:: Given data ::

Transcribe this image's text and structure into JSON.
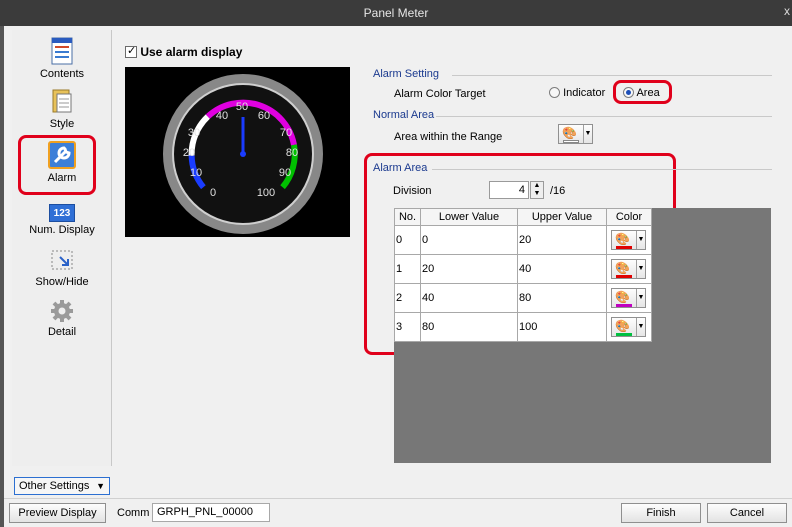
{
  "window": {
    "title": "Panel Meter",
    "close_glyph": "x"
  },
  "sidebar": {
    "items": [
      {
        "label": "Contents",
        "icon": "contents-icon"
      },
      {
        "label": "Style",
        "icon": "style-icon"
      },
      {
        "label": "Alarm",
        "icon": "alarm-wrench-icon",
        "selected": true
      },
      {
        "label": "Num. Display",
        "icon": "num-display-icon",
        "icon_text": "123"
      },
      {
        "label": "Show/Hide",
        "icon": "show-hide-icon"
      },
      {
        "label": "Detail",
        "icon": "gear-icon"
      }
    ],
    "other_settings": "Other Settings"
  },
  "main": {
    "use_alarm_label": "Use alarm display",
    "use_alarm_checked": true,
    "gauge": {
      "ticks": [
        "0",
        "10",
        "20",
        "30",
        "40",
        "50",
        "60",
        "70",
        "80",
        "90",
        "100"
      ],
      "needle_value": 50,
      "arc_colors": {
        "0_20": "#1a3cff",
        "20_40": "#ffffff",
        "40_80": "#e000e0",
        "80_100": "#00c000"
      }
    },
    "alarm_setting": {
      "title": "Alarm Setting",
      "color_target_label": "Alarm Color Target",
      "option_indicator": "Indicator",
      "option_area": "Area",
      "selected": "Area"
    },
    "normal_area": {
      "title": "Normal Area",
      "range_label": "Area within the Range"
    },
    "alarm_area": {
      "title": "Alarm Area",
      "division_label": "Division",
      "division_value": "4",
      "division_max": "/16",
      "columns": [
        "No.",
        "Lower Value",
        "Upper Value",
        "Color"
      ],
      "rows": [
        {
          "no": "0",
          "lower": "0",
          "upper": "20",
          "color": "#e00000"
        },
        {
          "no": "1",
          "lower": "20",
          "upper": "40",
          "color": "#e00000"
        },
        {
          "no": "2",
          "lower": "40",
          "upper": "80",
          "color": "#c000c0"
        },
        {
          "no": "3",
          "lower": "80",
          "upper": "100",
          "color": "#00c040"
        }
      ]
    }
  },
  "footer": {
    "preview_button": "Preview Display",
    "comm_label": "Comm",
    "comm_value": "GRPH_PNL_00000",
    "finish_button": "Finish",
    "cancel_button": "Cancel"
  },
  "colors": {
    "highlight": "#e0001b",
    "section_title": "#1b3a8f",
    "titlebar": "#3b3b3b"
  }
}
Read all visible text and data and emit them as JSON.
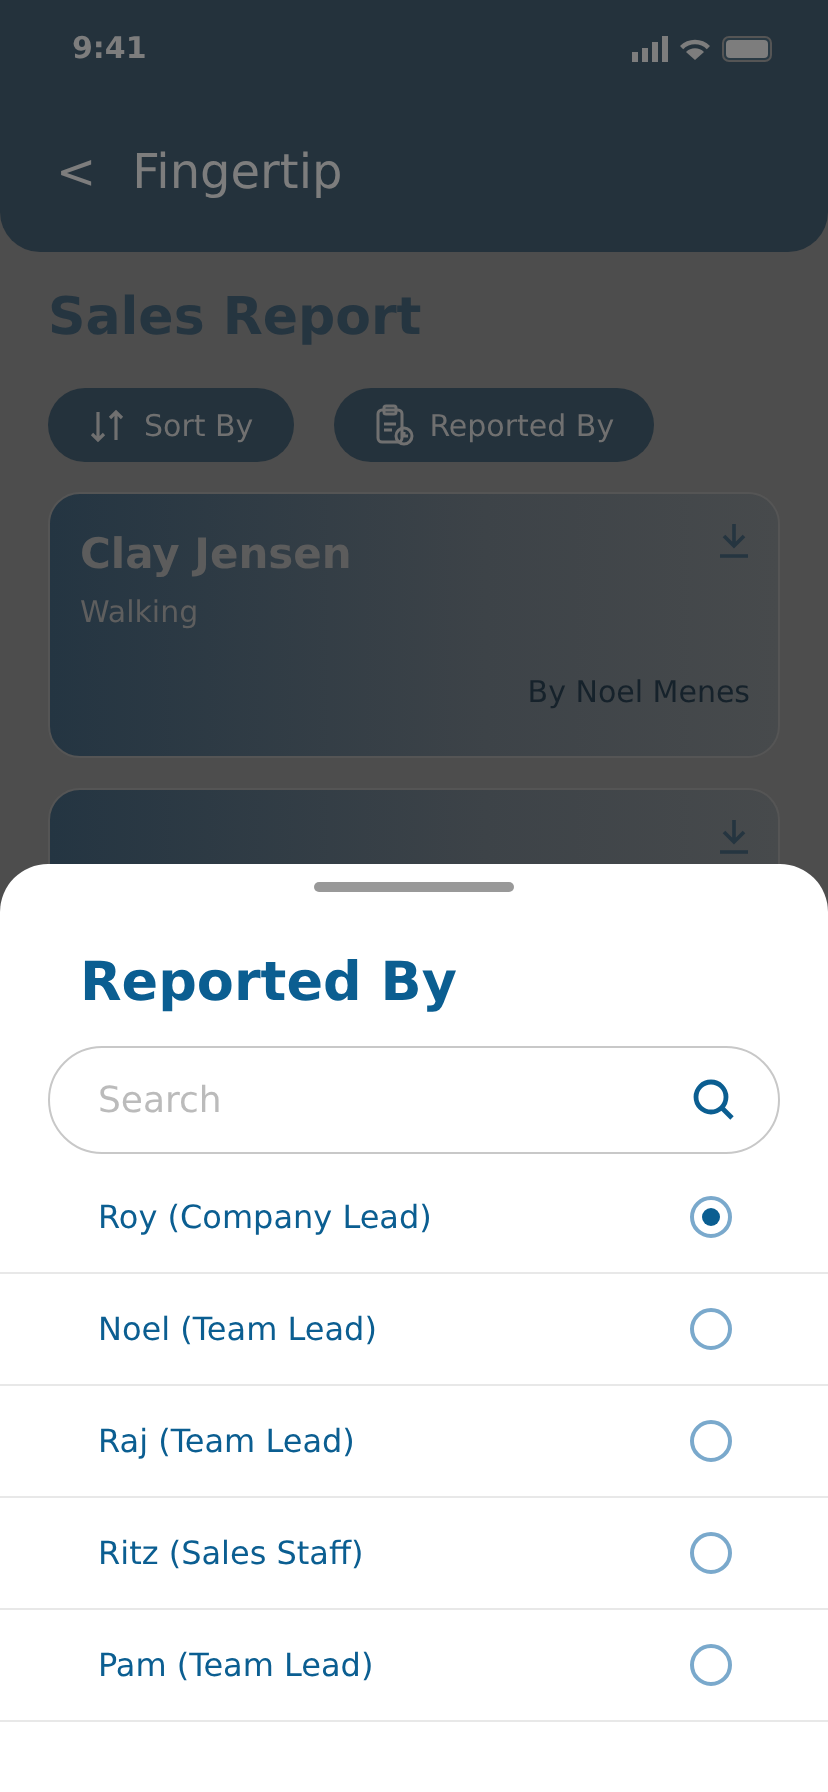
{
  "status_bar": {
    "time": "9:41"
  },
  "header": {
    "back": "<",
    "title": "Fingertip"
  },
  "page_title": "Sales Report",
  "filters": [
    {
      "kind": "sort",
      "label": "Sort By"
    },
    {
      "kind": "reporter",
      "label": "Reported By"
    }
  ],
  "reports": [
    {
      "kind": "full",
      "name": "Clay Jensen",
      "activity": "Walking",
      "by": "By Noel Menes"
    },
    {
      "kind": "covered"
    }
  ],
  "sheet": {
    "title": "Reported By",
    "search": {
      "placeholder": "Search"
    },
    "options": [
      {
        "label": "Roy (Company Lead)",
        "selected": true
      },
      {
        "label": "Noel (Team Lead)",
        "selected": false
      },
      {
        "label": "Raj (Team Lead)",
        "selected": false
      },
      {
        "label": "Ritz (Sales Staff)",
        "selected": false
      },
      {
        "label": "Pam (Team Lead)",
        "selected": false
      }
    ]
  }
}
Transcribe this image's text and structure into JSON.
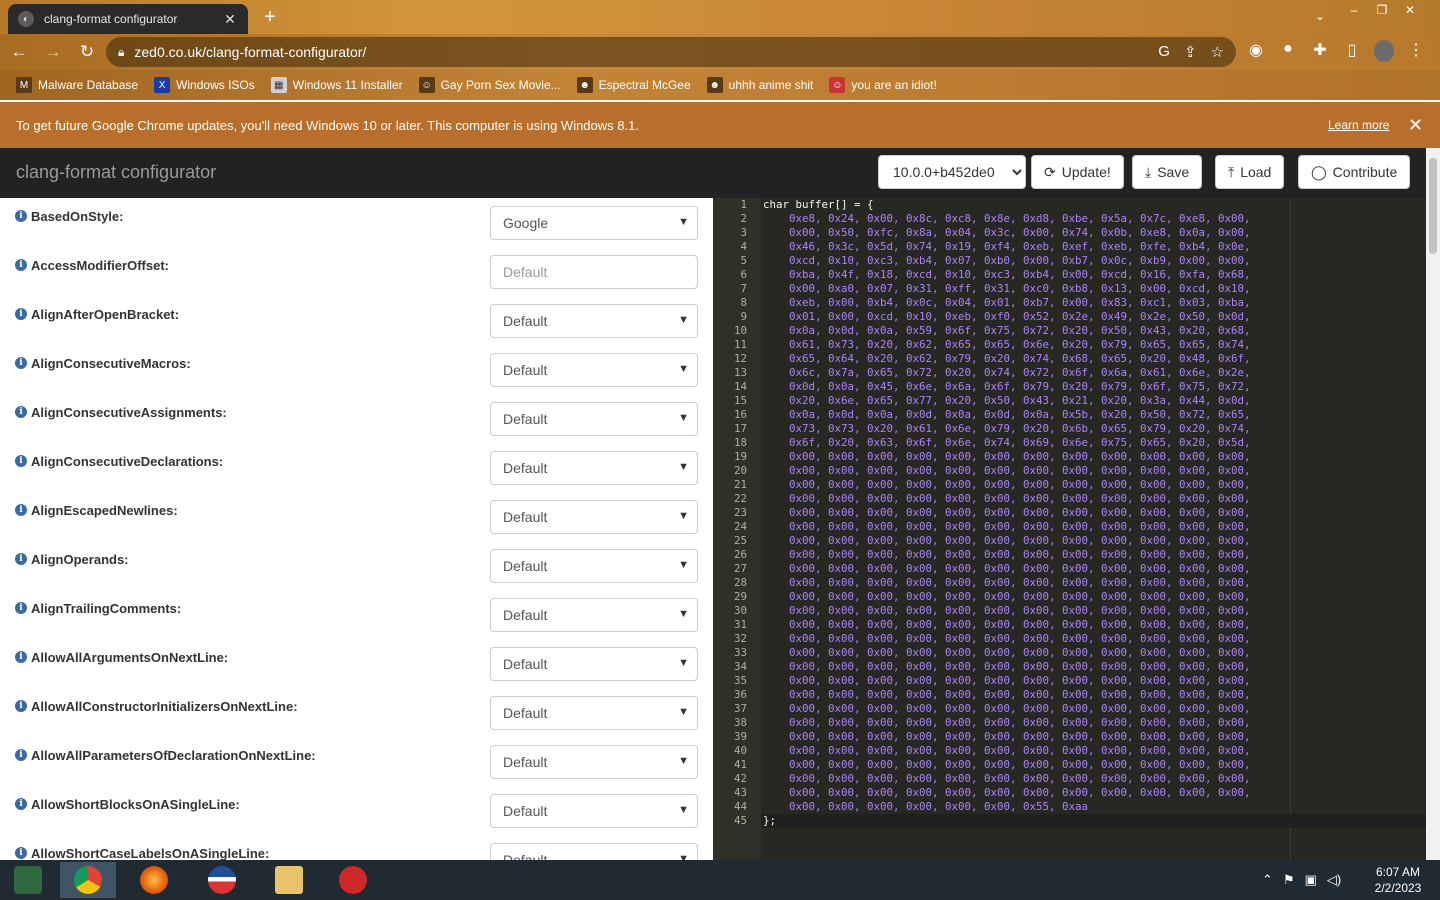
{
  "browser": {
    "tab_title": "clang-format configurator",
    "url": "zed0.co.uk/clang-format-configurator/",
    "new_tab": "+",
    "tab_close": "✕",
    "bookmarks": [
      {
        "label": "Malware Database",
        "icon": "M"
      },
      {
        "label": "Windows ISOs",
        "icon": "X"
      },
      {
        "label": "Windows 11 Installer",
        "icon": "▦"
      },
      {
        "label": "Gay Porn Sex Movie...",
        "icon": "☺"
      },
      {
        "label": "Espectral McGee",
        "icon": "☻"
      },
      {
        "label": "uhhh anime shit",
        "icon": "☻"
      },
      {
        "label": "you are an idiot!",
        "icon": "☺"
      }
    ],
    "infobar_text": "To get future Google Chrome updates, you'll need Windows 10 or later. This computer is using Windows 8.1.",
    "infobar_link": "Learn more"
  },
  "app": {
    "brand": "clang-format configurator",
    "version_selected": "10.0.0+b452de0",
    "buttons": {
      "update": "Update!",
      "save": "Save",
      "load": "Load",
      "contribute": "Contribute"
    },
    "options": [
      {
        "label": "BasedOnStyle:",
        "value": "Google",
        "kind": "select"
      },
      {
        "label": "AccessModifierOffset:",
        "value": "Default",
        "kind": "input"
      },
      {
        "label": "AlignAfterOpenBracket:",
        "value": "Default",
        "kind": "select"
      },
      {
        "label": "AlignConsecutiveMacros:",
        "value": "Default",
        "kind": "select"
      },
      {
        "label": "AlignConsecutiveAssignments:",
        "value": "Default",
        "kind": "select"
      },
      {
        "label": "AlignConsecutiveDeclarations:",
        "value": "Default",
        "kind": "select"
      },
      {
        "label": "AlignEscapedNewlines:",
        "value": "Default",
        "kind": "select"
      },
      {
        "label": "AlignOperands:",
        "value": "Default",
        "kind": "select"
      },
      {
        "label": "AlignTrailingComments:",
        "value": "Default",
        "kind": "select"
      },
      {
        "label": "AllowAllArgumentsOnNextLine:",
        "value": "Default",
        "kind": "select"
      },
      {
        "label": "AllowAllConstructorInitializersOnNextLine:",
        "value": "Default",
        "kind": "select"
      },
      {
        "label": "AllowAllParametersOfDeclarationOnNextLine:",
        "value": "Default",
        "kind": "select"
      },
      {
        "label": "AllowShortBlocksOnASingleLine:",
        "value": "Default",
        "kind": "select"
      },
      {
        "label": "AllowShortCaseLabelsOnASingleLine:",
        "value": "Default",
        "kind": "select"
      }
    ]
  },
  "editor": {
    "first_line": "char buffer[] = {",
    "hex_rows": [
      "0xe8, 0x24, 0x00, 0x8c, 0xc8, 0x8e, 0xd8, 0xbe, 0x5a, 0x7c, 0xe8, 0x00,",
      "0x00, 0x50, 0xfc, 0x8a, 0x04, 0x3c, 0x00, 0x74, 0x0b, 0xe8, 0x0a, 0x00,",
      "0x46, 0x3c, 0x5d, 0x74, 0x19, 0xf4, 0xeb, 0xef, 0xeb, 0xfe, 0xb4, 0x0e,",
      "0xcd, 0x10, 0xc3, 0xb4, 0x07, 0xb0, 0x00, 0xb7, 0x0c, 0xb9, 0x00, 0x00,",
      "0xba, 0x4f, 0x18, 0xcd, 0x10, 0xc3, 0xb4, 0x00, 0xcd, 0x16, 0xfa, 0x68,",
      "0x00, 0xa0, 0x07, 0x31, 0xff, 0x31, 0xc0, 0xb8, 0x13, 0x00, 0xcd, 0x10,",
      "0xeb, 0x00, 0xb4, 0x0c, 0x04, 0x01, 0xb7, 0x00, 0x83, 0xc1, 0x03, 0xba,",
      "0x01, 0x00, 0xcd, 0x10, 0xeb, 0xf0, 0x52, 0x2e, 0x49, 0x2e, 0x50, 0x0d,",
      "0x0a, 0x0d, 0x0a, 0x59, 0x6f, 0x75, 0x72, 0x20, 0x50, 0x43, 0x20, 0x68,",
      "0x61, 0x73, 0x20, 0x62, 0x65, 0x65, 0x6e, 0x20, 0x79, 0x65, 0x65, 0x74,",
      "0x65, 0x64, 0x20, 0x62, 0x79, 0x20, 0x74, 0x68, 0x65, 0x20, 0x48, 0x6f,",
      "0x6c, 0x7a, 0x65, 0x72, 0x20, 0x74, 0x72, 0x6f, 0x6a, 0x61, 0x6e, 0x2e,",
      "0x0d, 0x0a, 0x45, 0x6e, 0x6a, 0x6f, 0x79, 0x20, 0x79, 0x6f, 0x75, 0x72,",
      "0x20, 0x6e, 0x65, 0x77, 0x20, 0x50, 0x43, 0x21, 0x20, 0x3a, 0x44, 0x0d,",
      "0x0a, 0x0d, 0x0a, 0x0d, 0x0a, 0x0d, 0x0a, 0x5b, 0x20, 0x50, 0x72, 0x65,",
      "0x73, 0x73, 0x20, 0x61, 0x6e, 0x79, 0x20, 0x6b, 0x65, 0x79, 0x20, 0x74,",
      "0x6f, 0x20, 0x63, 0x6f, 0x6e, 0x74, 0x69, 0x6e, 0x75, 0x65, 0x20, 0x5d,"
    ],
    "zero_row": "0x00, 0x00, 0x00, 0x00, 0x00, 0x00, 0x00, 0x00, 0x00, 0x00, 0x00, 0x00,",
    "zero_row_count": 25,
    "last_data_row": "0x00, 0x00, 0x00, 0x00, 0x00, 0x00, 0x55, 0xaa",
    "closing_line": "};",
    "line_count": 45
  },
  "taskbar": {
    "time": "6:07 AM",
    "date": "2/2/2023"
  }
}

:::

_Your instructions:_ Report only how many lines in the listing contain the string "format".

_Full solution:_ 3